Exercise instructions:
Show every line in the entries below where the word "labels" appears.

Recorded information:
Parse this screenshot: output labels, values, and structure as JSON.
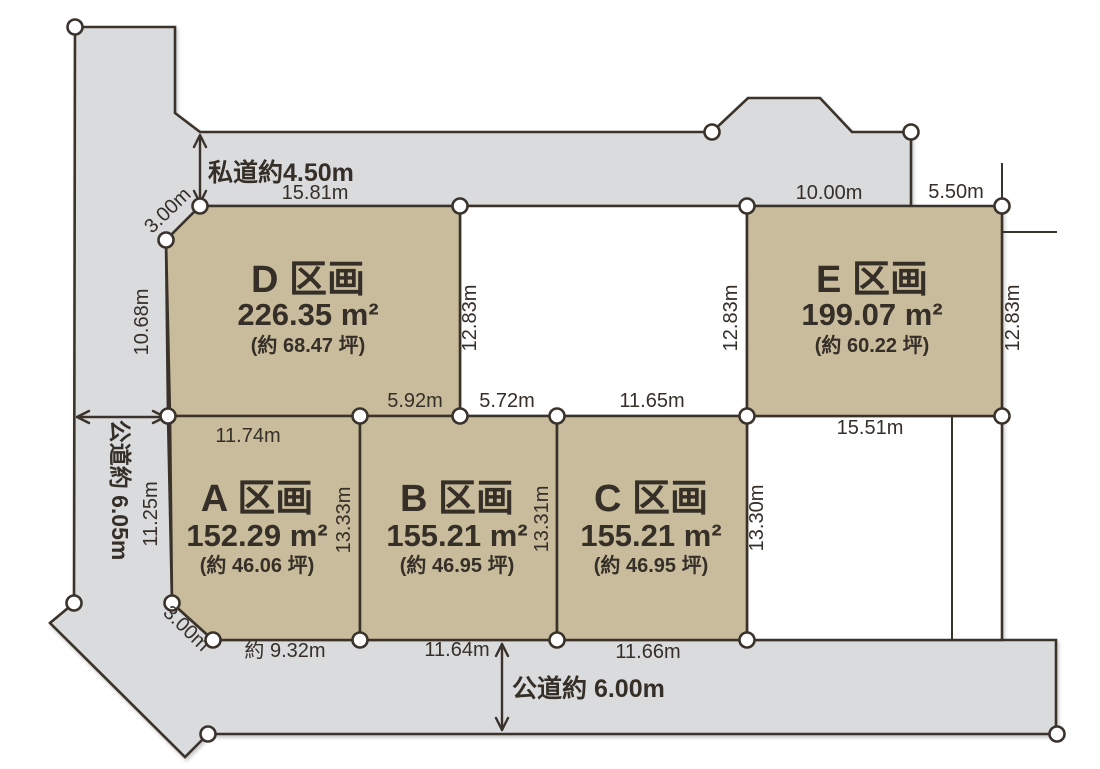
{
  "colors": {
    "plot_fill": "#c9bc9c",
    "road_fill": "#dadbdd",
    "empty_fill": "#ffffff",
    "line": "#3a332c",
    "text": "#352f28"
  },
  "plots": {
    "a": {
      "name": "A 区画",
      "area": "152.29 m²",
      "tsubo": "(約 46.06 坪)"
    },
    "b": {
      "name": "B 区画",
      "area": "155.21 m²",
      "tsubo": "(約 46.95 坪)"
    },
    "c": {
      "name": "C 区画",
      "area": "155.21 m²",
      "tsubo": "(約 46.95 坪)"
    },
    "d": {
      "name": "D 区画",
      "area": "226.35 m²",
      "tsubo": "(約 68.47 坪)"
    },
    "e": {
      "name": "E 区画",
      "area": "199.07 m²",
      "tsubo": "(約 60.22 坪)"
    }
  },
  "roads": {
    "private_top": "私道約4.50m",
    "public_left": "公道約 6.05m",
    "public_bottom": "公道約 6.00m"
  },
  "dims": {
    "d_top": "15.81m",
    "e_top_left": "10.00m",
    "e_top_right": "5.50m",
    "d_chamfer": "3.00m",
    "d_left": "10.68m",
    "mid_plot_left": "12.83m",
    "mid_plot_right": "12.83m",
    "e_right": "12.83m",
    "a_top": "11.74m",
    "b_top_left": "5.92m",
    "b_top_right": "5.72m",
    "c_top": "11.65m",
    "e_bottom": "15.51m",
    "a_left": "11.25m",
    "ab_boundary": "13.33m",
    "bc_boundary": "13.31m",
    "c_right": "13.30m",
    "a_chamfer": "3.00m",
    "a_bottom": "約 9.32m",
    "b_bottom": "11.64m",
    "c_bottom": "11.66m"
  }
}
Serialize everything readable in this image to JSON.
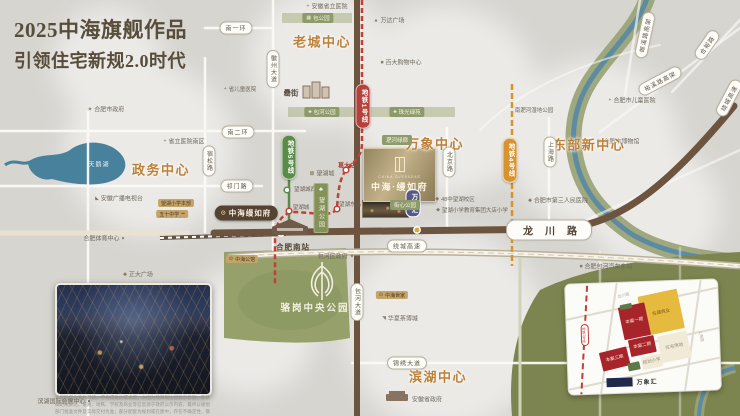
{
  "title": {
    "line1": "2025中海旗舰作品",
    "line2": "引领住宅新规2.0时代"
  },
  "logo": {
    "en": "CHINA OVERSEAS",
    "cn": "中海·缦如府"
  },
  "photo": {
    "caption": "本资料仅为要约邀请，不构成要约或承诺；本图为项目周边配套示意图，非精确距离表达，道路、地铁、学校及商业等信息源于政府公示内容，最终以规划部门批准文件及实际交付为准；部分配套为规划或在建中，存在不确定性，敬请知悉。"
  },
  "inset": {
    "mall_label": "万象汇",
    "metro_label": "地铁1号线",
    "roads": [
      {
        "t": "龙川路",
        "x": 58,
        "y": 13,
        "rot": -12
      },
      {
        "t": "上海路",
        "x": 134,
        "y": 56,
        "rot": 80
      }
    ],
    "parcels": [
      {
        "t": "在建商业",
        "x": 95,
        "y": 31,
        "w": 40,
        "h": 40,
        "c": "#e6b93f",
        "tc": "#7a5a18",
        "rot": -10
      },
      {
        "t": "本案一期",
        "x": 68,
        "y": 39,
        "w": 27,
        "h": 33,
        "c": "#a8242b",
        "tc": "#f7e9da",
        "rot": -10
      },
      {
        "t": "本案二期",
        "x": 75,
        "y": 64,
        "w": 26,
        "h": 17,
        "c": "#a8242b",
        "tc": "#f7e9da",
        "rot": -10
      },
      {
        "t": "本案三期",
        "x": 47,
        "y": 76,
        "w": 28,
        "h": 19,
        "c": "#a8242b",
        "tc": "#f7e9da",
        "rot": -12
      },
      {
        "t": "住宅用地",
        "x": 107,
        "y": 66,
        "w": 30,
        "h": 27,
        "c": "#f1ead6",
        "tc": "#9a8e76",
        "rot": -10
      },
      {
        "t": "规划小学",
        "x": 84,
        "y": 80,
        "w": 20,
        "h": 13,
        "c": "#f1ead6",
        "tc": "#9a8e76",
        "rot": -10
      },
      {
        "t": "",
        "x": 66,
        "y": 84,
        "w": 12,
        "h": 8,
        "c": "#5d7a46",
        "tc": "#ffffff",
        "rot": -10
      },
      {
        "t": "",
        "x": 60,
        "y": 24,
        "w": 12,
        "h": 5,
        "c": "#5d7a46",
        "tc": "#ffffff",
        "rot": -10
      }
    ]
  },
  "map": {
    "labels": [
      {
        "t": "安徽省立医院",
        "i": "+",
        "x": 327,
        "y": 6
      },
      {
        "t": "万达广场",
        "i": "▲",
        "x": 389,
        "y": 20
      },
      {
        "t": "百大购物中心",
        "i": "■",
        "x": 401,
        "y": 62
      },
      {
        "t": "合肥市儿童医院",
        "i": "+",
        "x": 632,
        "y": 100
      },
      {
        "t": "省儿童医院",
        "i": "+",
        "x": 240,
        "y": 89,
        "fs": 5.5
      },
      {
        "t": "合肥市政府",
        "i": "★",
        "x": 106,
        "y": 109
      },
      {
        "t": "省立医院南区",
        "i": "+",
        "x": 184,
        "y": 141
      },
      {
        "t": "安徽广播电视台",
        "i": "◣",
        "x": 119,
        "y": 198
      },
      {
        "t": "合肥体育中心",
        "i2": "●",
        "x": 104,
        "y": 238
      },
      {
        "t": "正大广场",
        "i": "◆",
        "x": 138,
        "y": 274
      },
      {
        "t": "包河区政府",
        "i2": "★",
        "x": 336,
        "y": 256
      },
      {
        "t": "合肥市博物馆",
        "i": "▦",
        "x": 618,
        "y": 141
      },
      {
        "t": "合肥市第三人民医院",
        "i": "◆",
        "x": 558,
        "y": 200
      },
      {
        "t": "南淝河湿地公园",
        "x": 534,
        "y": 110,
        "fs": 5.5
      },
      {
        "t": "合肥包河汽车东站",
        "i": "■",
        "x": 606,
        "y": 266
      },
      {
        "t": "华夏茶博城",
        "i": "◥",
        "x": 400,
        "y": 318
      },
      {
        "t": "安徽省政府",
        "x": 427,
        "y": 399
      },
      {
        "t": "滨湖国际会展中心",
        "i2": "●",
        "x": 64,
        "y": 401
      },
      {
        "t": "48中望湖校区",
        "i": "◆",
        "x": 455,
        "y": 199,
        "fs": 5.5
      },
      {
        "t": "望湖小学教育集团大店小学",
        "i": "◆",
        "x": 472,
        "y": 210,
        "fs": 5.5
      },
      {
        "t": "望湖城",
        "i": "▦",
        "x": 322,
        "y": 173
      },
      {
        "t": "罍街",
        "x": 291,
        "y": 93,
        "fs": 7.5,
        "cls": "poi strong"
      },
      {
        "t": "葛大店",
        "x": 347,
        "y": 165,
        "cls": "rsta"
      },
      {
        "t": "望湖城西",
        "x": 305,
        "y": 189,
        "cls": "sta"
      },
      {
        "t": "望湖城",
        "x": 301,
        "y": 207,
        "cls": "sta"
      },
      {
        "t": "望湖东路",
        "x": 350,
        "y": 204,
        "cls": "sta"
      },
      {
        "t": "合肥南站",
        "x": 293,
        "y": 247,
        "cls": "sta big-sta"
      },
      {
        "t": "老城中心",
        "x": 322,
        "y": 41,
        "cls": "center"
      },
      {
        "t": "万象中心",
        "x": 435,
        "y": 143,
        "cls": "center"
      },
      {
        "t": "东部新中心",
        "x": 589,
        "y": 144,
        "cls": "center"
      },
      {
        "t": "政务中心",
        "x": 161,
        "y": 169,
        "cls": "center"
      },
      {
        "t": "滨湖中心",
        "x": 438,
        "y": 376,
        "cls": "center"
      },
      {
        "t": "骆岗中央公园",
        "x": 315,
        "y": 307,
        "cls": "park-title"
      },
      {
        "t": "天鹅湖",
        "x": 99,
        "y": 164,
        "cls": "lake-title"
      },
      {
        "t": "南一环",
        "x": 236,
        "y": 28,
        "cls": "hp"
      },
      {
        "t": "南二环",
        "x": 238,
        "y": 132,
        "cls": "hp"
      },
      {
        "t": "祁门路",
        "x": 237,
        "y": 186,
        "cls": "hp"
      },
      {
        "t": "绕城高速",
        "x": 407,
        "y": 246,
        "cls": "hp"
      },
      {
        "t": "锦绣大道",
        "x": 407,
        "y": 363,
        "cls": "hp"
      },
      {
        "t": "龙川路",
        "x": 549,
        "y": 230,
        "cls": "hp big"
      },
      {
        "t": "徽州大道",
        "x": 273,
        "y": 69,
        "cls": "vp"
      },
      {
        "t": "宿松路",
        "x": 209,
        "y": 161,
        "cls": "vp"
      },
      {
        "t": "包河大道",
        "x": 357,
        "y": 302,
        "cls": "vp"
      },
      {
        "t": "北京路",
        "x": 449,
        "y": 162,
        "cls": "vp"
      },
      {
        "t": "上海路",
        "x": 550,
        "y": 152,
        "cls": "vp"
      },
      {
        "t": "郎溪路高架",
        "x": 645,
        "y": 35,
        "cls": "hp",
        "rot": -78
      },
      {
        "t": "裕溪路高架",
        "x": 660,
        "y": 81,
        "cls": "hp",
        "rot": -28
      },
      {
        "t": "合裕路",
        "x": 707,
        "y": 45,
        "cls": "hp",
        "rot": -55
      },
      {
        "t": "绕城高速",
        "x": 729,
        "y": 98,
        "cls": "hp",
        "rot": -62
      },
      {
        "t": "地铁1号线",
        "x": 363,
        "y": 106,
        "cls": "metro",
        "c": "#b5413a"
      },
      {
        "t": "地铁5号线",
        "x": 289,
        "y": 157,
        "cls": "metro",
        "c": "#5b8a4a"
      },
      {
        "t": "地铁4号线",
        "x": 510,
        "y": 160,
        "cls": "metro",
        "c": "#d6932f"
      },
      {
        "t": "万象汇",
        "x": 413,
        "y": 203,
        "cls": "mall-pill"
      },
      {
        "t": "包公园",
        "i": "▦",
        "x": 318,
        "y": 18,
        "cls": "pp"
      },
      {
        "t": "包河公园",
        "i": "♣",
        "x": 322,
        "y": 112,
        "cls": "pp"
      },
      {
        "t": "珠光绿苑",
        "i": "♣",
        "x": 407,
        "y": 112,
        "cls": "pp"
      },
      {
        "t": "淝河绿廊",
        "x": 397,
        "y": 140,
        "cls": "pp"
      },
      {
        "t": "街心公园",
        "x": 405,
        "y": 205,
        "cls": "pp"
      },
      {
        "t": "望湖公园",
        "i": "♣",
        "x": 321,
        "y": 208,
        "cls": "park-block"
      },
      {
        "t": "望湖小学本部",
        "x": 176,
        "y": 203,
        "cls": "gp"
      },
      {
        "t": "五十中学",
        "i2": "▪▪",
        "x": 172,
        "y": 214,
        "cls": "gp"
      },
      {
        "t": "中海公馆",
        "i": "⊙",
        "x": 242,
        "y": 259,
        "cls": "gp"
      },
      {
        "t": "中海世家",
        "i": "⊙",
        "x": 392,
        "y": 295,
        "cls": "gp"
      },
      {
        "t": "中海缦如府",
        "i": "⊙",
        "x": 246,
        "y": 213,
        "cls": "dp"
      }
    ]
  },
  "colors": {
    "metro1": "#b5413a",
    "metro4": "#d6932f",
    "metro5": "#5b8a4a",
    "main_road": "#6d543f",
    "park": "#95a06b",
    "water": "#47819b",
    "accent": "#bc8038"
  }
}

Result:
Parse this screenshot: output labels, values, and structure as JSON.
    "labels": [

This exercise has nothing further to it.